Direction: Reproduce the material in full, unchanged.
== Stored rows
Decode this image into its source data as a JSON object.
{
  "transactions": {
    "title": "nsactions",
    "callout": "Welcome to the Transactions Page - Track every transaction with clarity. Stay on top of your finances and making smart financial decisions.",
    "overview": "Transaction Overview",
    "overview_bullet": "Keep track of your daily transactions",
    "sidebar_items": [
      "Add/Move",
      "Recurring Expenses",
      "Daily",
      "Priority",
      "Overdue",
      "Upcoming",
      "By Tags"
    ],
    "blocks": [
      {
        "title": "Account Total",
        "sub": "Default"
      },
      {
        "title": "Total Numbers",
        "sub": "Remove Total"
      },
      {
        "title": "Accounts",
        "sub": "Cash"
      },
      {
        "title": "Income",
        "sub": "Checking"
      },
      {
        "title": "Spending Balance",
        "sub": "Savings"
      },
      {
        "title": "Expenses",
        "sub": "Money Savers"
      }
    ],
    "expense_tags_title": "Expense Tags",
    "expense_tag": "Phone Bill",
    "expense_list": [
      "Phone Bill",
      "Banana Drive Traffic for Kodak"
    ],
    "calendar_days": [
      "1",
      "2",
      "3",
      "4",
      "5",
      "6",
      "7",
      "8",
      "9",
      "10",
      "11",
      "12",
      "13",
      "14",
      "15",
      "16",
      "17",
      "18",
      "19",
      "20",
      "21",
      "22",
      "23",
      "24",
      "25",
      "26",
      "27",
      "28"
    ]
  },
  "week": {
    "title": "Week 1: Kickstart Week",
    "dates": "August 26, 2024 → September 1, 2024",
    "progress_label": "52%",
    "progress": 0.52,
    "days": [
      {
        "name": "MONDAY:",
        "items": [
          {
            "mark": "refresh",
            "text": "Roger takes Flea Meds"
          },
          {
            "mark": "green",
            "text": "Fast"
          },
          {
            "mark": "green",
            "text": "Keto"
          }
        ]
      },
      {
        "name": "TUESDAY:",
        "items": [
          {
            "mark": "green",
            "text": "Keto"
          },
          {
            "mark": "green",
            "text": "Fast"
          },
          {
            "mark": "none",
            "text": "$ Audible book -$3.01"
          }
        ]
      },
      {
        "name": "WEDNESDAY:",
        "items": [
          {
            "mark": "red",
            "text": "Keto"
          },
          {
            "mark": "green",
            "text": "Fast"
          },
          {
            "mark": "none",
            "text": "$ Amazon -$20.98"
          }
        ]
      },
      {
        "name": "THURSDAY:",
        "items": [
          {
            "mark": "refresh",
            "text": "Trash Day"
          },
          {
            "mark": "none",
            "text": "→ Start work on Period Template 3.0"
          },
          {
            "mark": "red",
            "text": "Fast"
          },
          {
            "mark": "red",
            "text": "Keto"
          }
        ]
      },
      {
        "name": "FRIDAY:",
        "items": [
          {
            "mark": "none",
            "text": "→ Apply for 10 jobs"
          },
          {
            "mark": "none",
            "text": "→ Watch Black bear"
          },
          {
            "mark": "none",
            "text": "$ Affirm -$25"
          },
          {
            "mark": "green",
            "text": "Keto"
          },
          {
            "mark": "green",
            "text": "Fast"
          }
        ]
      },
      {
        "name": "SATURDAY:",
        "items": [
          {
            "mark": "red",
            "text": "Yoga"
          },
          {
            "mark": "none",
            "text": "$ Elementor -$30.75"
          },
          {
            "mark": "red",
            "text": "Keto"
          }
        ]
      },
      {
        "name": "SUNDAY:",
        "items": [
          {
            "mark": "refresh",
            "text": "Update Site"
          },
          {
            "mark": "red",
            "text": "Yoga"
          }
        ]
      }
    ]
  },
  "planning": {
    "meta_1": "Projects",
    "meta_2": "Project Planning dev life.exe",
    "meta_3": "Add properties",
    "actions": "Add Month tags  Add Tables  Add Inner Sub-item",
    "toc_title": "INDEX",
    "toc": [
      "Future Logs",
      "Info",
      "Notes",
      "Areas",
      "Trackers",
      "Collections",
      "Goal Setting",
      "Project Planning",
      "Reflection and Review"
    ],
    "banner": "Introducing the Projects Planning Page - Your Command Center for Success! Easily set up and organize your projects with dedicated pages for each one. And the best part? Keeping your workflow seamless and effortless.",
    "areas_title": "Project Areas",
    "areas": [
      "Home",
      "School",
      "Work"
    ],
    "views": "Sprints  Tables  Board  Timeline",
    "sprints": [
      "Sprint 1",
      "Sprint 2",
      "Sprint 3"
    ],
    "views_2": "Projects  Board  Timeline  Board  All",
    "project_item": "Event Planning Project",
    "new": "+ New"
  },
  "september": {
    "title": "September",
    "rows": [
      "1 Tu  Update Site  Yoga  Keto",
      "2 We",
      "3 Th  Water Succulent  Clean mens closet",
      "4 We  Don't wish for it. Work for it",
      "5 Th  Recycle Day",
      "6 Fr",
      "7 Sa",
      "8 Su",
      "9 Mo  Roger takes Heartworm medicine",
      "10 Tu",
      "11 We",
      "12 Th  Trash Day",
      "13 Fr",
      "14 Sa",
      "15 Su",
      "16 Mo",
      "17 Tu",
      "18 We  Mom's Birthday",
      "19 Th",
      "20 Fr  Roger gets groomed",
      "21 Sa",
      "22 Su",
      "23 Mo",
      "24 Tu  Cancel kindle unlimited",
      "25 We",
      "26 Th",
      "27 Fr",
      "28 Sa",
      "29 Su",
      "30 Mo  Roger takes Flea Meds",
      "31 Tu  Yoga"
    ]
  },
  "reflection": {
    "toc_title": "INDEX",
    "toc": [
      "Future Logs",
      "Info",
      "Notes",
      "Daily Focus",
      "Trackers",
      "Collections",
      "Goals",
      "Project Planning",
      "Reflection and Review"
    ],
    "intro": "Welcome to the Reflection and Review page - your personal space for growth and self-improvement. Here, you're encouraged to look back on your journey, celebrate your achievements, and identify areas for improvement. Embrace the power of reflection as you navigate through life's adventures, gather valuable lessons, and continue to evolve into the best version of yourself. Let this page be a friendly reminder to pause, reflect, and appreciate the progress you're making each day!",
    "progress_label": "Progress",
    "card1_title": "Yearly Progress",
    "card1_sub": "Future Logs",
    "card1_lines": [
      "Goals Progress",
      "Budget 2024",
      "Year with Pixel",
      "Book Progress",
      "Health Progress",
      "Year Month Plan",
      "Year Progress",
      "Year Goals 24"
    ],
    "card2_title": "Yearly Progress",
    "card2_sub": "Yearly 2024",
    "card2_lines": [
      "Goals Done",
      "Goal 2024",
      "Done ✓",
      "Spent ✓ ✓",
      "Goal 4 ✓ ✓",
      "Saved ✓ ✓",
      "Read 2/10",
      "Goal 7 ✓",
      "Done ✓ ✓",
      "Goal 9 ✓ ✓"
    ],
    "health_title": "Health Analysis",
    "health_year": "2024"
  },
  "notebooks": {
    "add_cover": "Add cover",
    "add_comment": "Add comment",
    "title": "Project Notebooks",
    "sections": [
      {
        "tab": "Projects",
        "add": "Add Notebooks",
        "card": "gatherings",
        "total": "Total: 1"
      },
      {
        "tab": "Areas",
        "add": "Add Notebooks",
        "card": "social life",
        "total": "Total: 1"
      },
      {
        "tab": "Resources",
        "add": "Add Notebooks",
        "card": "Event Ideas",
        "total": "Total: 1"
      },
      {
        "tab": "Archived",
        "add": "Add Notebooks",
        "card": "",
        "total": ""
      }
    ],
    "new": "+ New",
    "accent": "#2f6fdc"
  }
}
====
Complete answer:
Decode this image into its source data as a JSON object.
{
  "transactions": {
    "title": "nsactions",
    "callout": "Welcome to the Transactions Page - Track every transaction with clarity. Stay on top of your finances and making smart financial decisions.",
    "overview": "Transaction Overview",
    "overview_bullet": "Keep track of your daily transactions",
    "sidebar_items": [
      "Add/Move",
      "Recurring Expenses",
      "Daily",
      "Priority",
      "Overdue",
      "Upcoming",
      "By Tags"
    ],
    "blocks": [
      {
        "title": "Account Total",
        "sub": "Default"
      },
      {
        "title": "Total Numbers",
        "sub": "Remove Total"
      },
      {
        "title": "Accounts",
        "sub": "Cash"
      },
      {
        "title": "Income",
        "sub": "Checking"
      },
      {
        "title": "Spending Balance",
        "sub": "Savings"
      },
      {
        "title": "Expenses",
        "sub": "Money Savers"
      }
    ],
    "expense_tags_title": "Expense Tags",
    "expense_tag": "Phone Bill",
    "expense_list": [
      "Phone Bill",
      "Banana Drive Traffic for Kodak"
    ],
    "calendar_days": [
      "1",
      "2",
      "3",
      "4",
      "5",
      "6",
      "7",
      "8",
      "9",
      "10",
      "11",
      "12",
      "13",
      "14",
      "15",
      "16",
      "17",
      "18",
      "19",
      "20",
      "21",
      "22",
      "23",
      "24",
      "25",
      "26",
      "27",
      "28"
    ]
  },
  "week": {
    "title": "Week 1: Kickstart Week",
    "dates": "August 26, 2024 → September 1, 2024",
    "progress_label": "52%",
    "progress": 0.52,
    "days": [
      {
        "name": "MONDAY:",
        "items": [
          {
            "mark": "refresh",
            "text": "Roger takes Flea Meds"
          },
          {
            "mark": "green",
            "text": "Fast"
          },
          {
            "mark": "green",
            "text": "Keto"
          }
        ]
      },
      {
        "name": "TUESDAY:",
        "items": [
          {
            "mark": "green",
            "text": "Keto"
          },
          {
            "mark": "green",
            "text": "Fast"
          },
          {
            "mark": "none",
            "text": "$ Audible book -$3.01"
          }
        ]
      },
      {
        "name": "WEDNESDAY:",
        "items": [
          {
            "mark": "red",
            "text": "Keto"
          },
          {
            "mark": "green",
            "text": "Fast"
          },
          {
            "mark": "none",
            "text": "$ Amazon -$20.98"
          }
        ]
      },
      {
        "name": "THURSDAY:",
        "items": [
          {
            "mark": "refresh",
            "text": "Trash Day"
          },
          {
            "mark": "none",
            "text": "→ Start work on Period Template 3.0"
          },
          {
            "mark": "red",
            "text": "Fast"
          },
          {
            "mark": "red",
            "text": "Keto"
          }
        ]
      },
      {
        "name": "FRIDAY:",
        "items": [
          {
            "mark": "none",
            "text": "→ Apply for 10 jobs"
          },
          {
            "mark": "none",
            "text": "→ Watch Black bear"
          },
          {
            "mark": "none",
            "text": "$ Affirm -$25"
          },
          {
            "mark": "green",
            "text": "Keto"
          },
          {
            "mark": "green",
            "text": "Fast"
          }
        ]
      },
      {
        "name": "SATURDAY:",
        "items": [
          {
            "mark": "red",
            "text": "Yoga"
          },
          {
            "mark": "none",
            "text": "$ Elementor -$30.75"
          },
          {
            "mark": "red",
            "text": "Keto"
          }
        ]
      },
      {
        "name": "SUNDAY:",
        "items": [
          {
            "mark": "refresh",
            "text": "Update Site"
          },
          {
            "mark": "red",
            "text": "Yoga"
          }
        ]
      }
    ]
  },
  "planning": {
    "meta_1": "Projects",
    "meta_2": "Project Planning dev life.exe",
    "meta_3": "Add properties",
    "actions": "Add Month tags  Add Tables  Add Inner Sub-item",
    "toc_title": "INDEX",
    "toc": [
      "Future Logs",
      "Info",
      "Notes",
      "Areas",
      "Trackers",
      "Collections",
      "Goal Setting",
      "Project Planning",
      "Reflection and Review"
    ],
    "banner": "Introducing the Projects Planning Page - Your Command Center for Success! Easily set up and organize your projects with dedicated pages for each one. And the best part? Keeping your workflow seamless and effortless.",
    "areas_title": "Project Areas",
    "areas": [
      "Home",
      "School",
      "Work"
    ],
    "views": "Sprints  Tables  Board  Timeline",
    "sprints": [
      "Sprint 1",
      "Sprint 2",
      "Sprint 3"
    ],
    "views_2": "Projects  Board  Timeline  Board  All",
    "project_item": "Event Planning Project",
    "new": "+ New"
  },
  "september": {
    "title": "September",
    "rows": [
      "1 Tu  Update Site  Yoga  Keto",
      "2 We",
      "3 Th  Water Succulent  Clean mens closet",
      "4 We  Don't wish for it. Work for it",
      "5 Th  Recycle Day",
      "6 Fr",
      "7 Sa",
      "8 Su",
      "9 Mo  Roger takes Heartworm medicine",
      "10 Tu",
      "11 We",
      "12 Th  Trash Day",
      "13 Fr",
      "14 Sa",
      "15 Su",
      "16 Mo",
      "17 Tu",
      "18 We  Mom's Birthday",
      "19 Th",
      "20 Fr  Roger gets groomed",
      "21 Sa",
      "22 Su",
      "23 Mo",
      "24 Tu  Cancel kindle unlimited",
      "25 We",
      "26 Th",
      "27 Fr",
      "28 Sa",
      "29 Su",
      "30 Mo  Roger takes Flea Meds",
      "31 Tu  Yoga"
    ]
  },
  "reflection": {
    "toc_title": "INDEX",
    "toc": [
      "Future Logs",
      "Info",
      "Notes",
      "Daily Focus",
      "Trackers",
      "Collections",
      "Goals",
      "Project Planning",
      "Reflection and Review"
    ],
    "intro": "Welcome to the Reflection and Review page - your personal space for growth and self-improvement. Here, you're encouraged to look back on your journey, celebrate your achievements, and identify areas for improvement. Embrace the power of reflection as you navigate through life's adventures, gather valuable lessons, and continue to evolve into the best version of yourself. Let this page be a friendly reminder to pause, reflect, and appreciate the progress you're making each day!",
    "progress_label": "Progress",
    "card1_title": "Yearly Progress",
    "card1_sub": "Future Logs",
    "card1_lines": [
      "Goals Progress",
      "Budget 2024",
      "Year with Pixel",
      "Book Progress",
      "Health Progress",
      "Year Month Plan",
      "Year Progress",
      "Year Goals 24"
    ],
    "card2_title": "Yearly Progress",
    "card2_sub": "Yearly 2024",
    "card2_lines": [
      "Goals Done",
      "Goal 2024",
      "Done ✓",
      "Spent ✓ ✓",
      "Goal 4 ✓ ✓",
      "Saved ✓ ✓",
      "Read 2/10",
      "Goal 7 ✓",
      "Done ✓ ✓",
      "Goal 9 ✓ ✓"
    ],
    "health_title": "Health Analysis",
    "health_year": "2024"
  },
  "notebooks": {
    "add_cover": "Add cover",
    "add_comment": "Add comment",
    "title": "Project Notebooks",
    "sections": [
      {
        "tab": "Projects",
        "add": "Add Notebooks",
        "card": "gatherings",
        "total": "Total: 1"
      },
      {
        "tab": "Areas",
        "add": "Add Notebooks",
        "card": "social life",
        "total": "Total: 1"
      },
      {
        "tab": "Resources",
        "add": "Add Notebooks",
        "card": "Event Ideas",
        "total": "Total: 1"
      },
      {
        "tab": "Archived",
        "add": "Add Notebooks",
        "card": "",
        "total": ""
      }
    ],
    "new": "+ New",
    "accent": "#2f6fdc"
  }
}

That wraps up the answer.